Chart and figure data
---+---

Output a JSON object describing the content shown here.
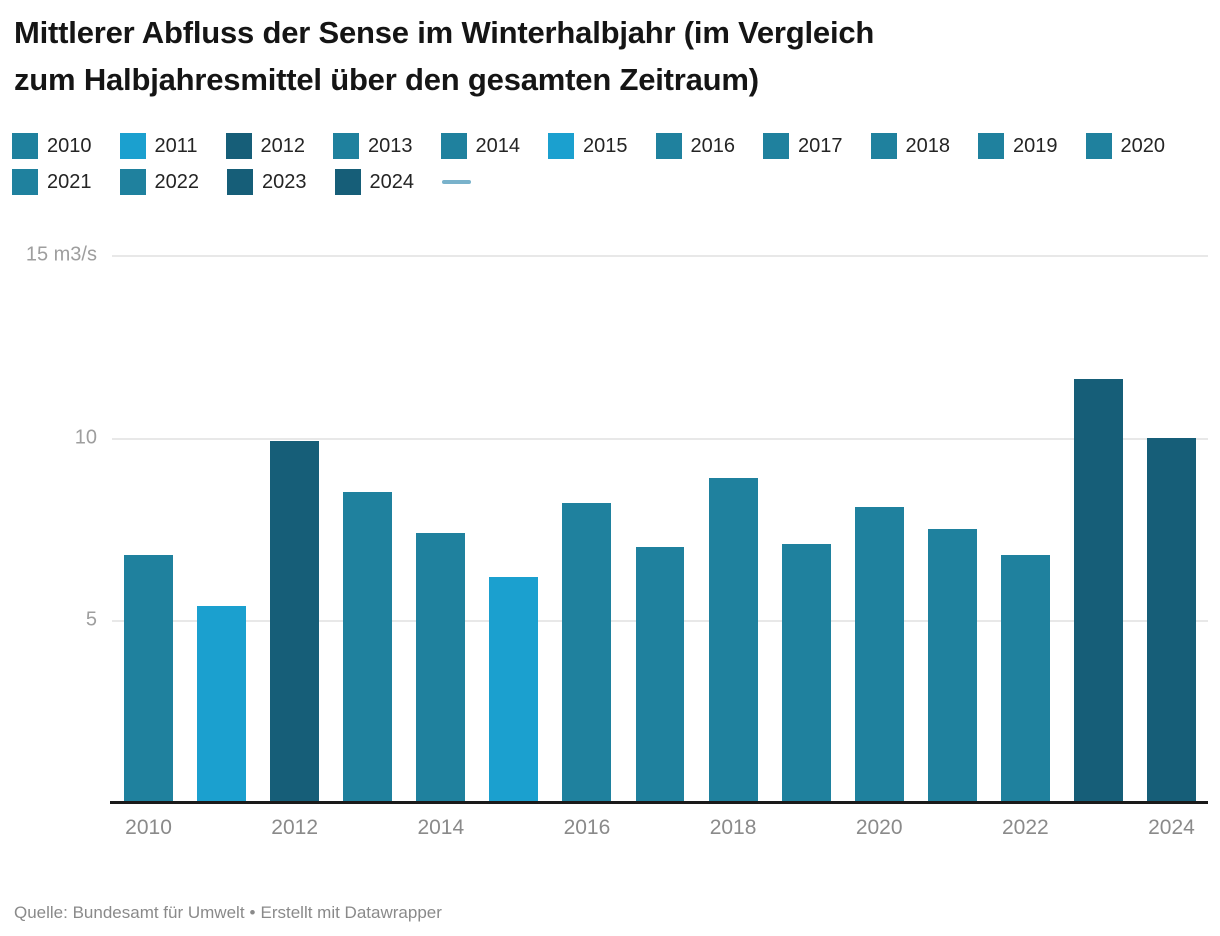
{
  "header": {
    "title": "Mittlerer Abfluss der Sense im Winterhalbjahr (im Vergleich zum Halbjahresmittel über den gesamten Zeitraum)",
    "title_lines": [
      "Mittlerer Abfluss der Sense im Winterhalbjahr (im Vergleich",
      "zum Halbjahresmittel über den gesamten Zeitraum)"
    ]
  },
  "colors": {
    "teal": "#1f819e",
    "light_blue": "#1ba0cf",
    "dark_blue": "#165e78",
    "mean_line_swatch": "#79b2cb",
    "gridline": "#e8e8e8",
    "baseline": "#1a1a1a",
    "y_axis_text": "#9e9e9e",
    "x_axis_text": "#8a8a8a"
  },
  "legend": {
    "items": [
      {
        "label": "2010",
        "type": "square",
        "color": "#1f819e"
      },
      {
        "label": "2011",
        "type": "square",
        "color": "#1ba0cf"
      },
      {
        "label": "2012",
        "type": "square",
        "color": "#165e78"
      },
      {
        "label": "2013",
        "type": "square",
        "color": "#1f819e"
      },
      {
        "label": "2014",
        "type": "square",
        "color": "#1f819e"
      },
      {
        "label": "2015",
        "type": "square",
        "color": "#1ba0cf"
      },
      {
        "label": "2016",
        "type": "square",
        "color": "#1f819e"
      },
      {
        "label": "2017",
        "type": "square",
        "color": "#1f819e"
      },
      {
        "label": "2018",
        "type": "square",
        "color": "#1f819e"
      },
      {
        "label": "2019",
        "type": "square",
        "color": "#1f819e"
      },
      {
        "label": "2020",
        "type": "square",
        "color": "#1f819e"
      },
      {
        "label": "2021",
        "type": "square",
        "color": "#1f819e"
      },
      {
        "label": "2022",
        "type": "square",
        "color": "#1f819e"
      },
      {
        "label": "2023",
        "type": "square",
        "color": "#165e78"
      },
      {
        "label": "2024",
        "type": "square",
        "color": "#165e78"
      },
      {
        "label": "",
        "type": "line",
        "color": "#79b2cb"
      }
    ]
  },
  "chart_data": {
    "type": "bar",
    "title": "Mittlerer Abfluss der Sense im Winterhalbjahr (im Vergleich zum Halbjahresmittel über den gesamten Zeitraum)",
    "unit": "m3/s",
    "categories": [
      "2010",
      "2011",
      "2012",
      "2013",
      "2014",
      "2015",
      "2016",
      "2017",
      "2018",
      "2019",
      "2020",
      "2021",
      "2022",
      "2023",
      "2024"
    ],
    "values": [
      6.8,
      5.4,
      9.9,
      8.5,
      7.4,
      6.2,
      8.2,
      7.0,
      8.9,
      7.1,
      8.1,
      7.5,
      6.8,
      11.6,
      10.0
    ],
    "bar_colors": [
      "#1f819e",
      "#1ba0cf",
      "#165e78",
      "#1f819e",
      "#1f819e",
      "#1ba0cf",
      "#1f819e",
      "#1f819e",
      "#1f819e",
      "#1f819e",
      "#1f819e",
      "#1f819e",
      "#1f819e",
      "#165e78",
      "#165e78"
    ],
    "ylim": [
      0,
      15
    ],
    "yticks": [
      {
        "value": 15,
        "label": "15 m3/s"
      },
      {
        "value": 10,
        "label": "10"
      },
      {
        "value": 5,
        "label": "5"
      }
    ],
    "x_tick_labels": [
      "2010",
      "2012",
      "2014",
      "2016",
      "2018",
      "2020",
      "2022",
      "2024"
    ],
    "grid": "horizontal",
    "legend_position": "top"
  },
  "footer": {
    "source": "Quelle: Bundesamt für Umwelt",
    "separator": "•",
    "attribution": "Erstellt mit Datawrapper"
  }
}
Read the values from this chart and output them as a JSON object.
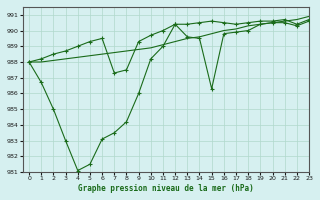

---+---

== Set exercise ==
Copy all lines above containing the string "JSON".

== Worked answer ==
Output a JSON object describing the content shown here.
Read the values from this chart and output them as a JSON object.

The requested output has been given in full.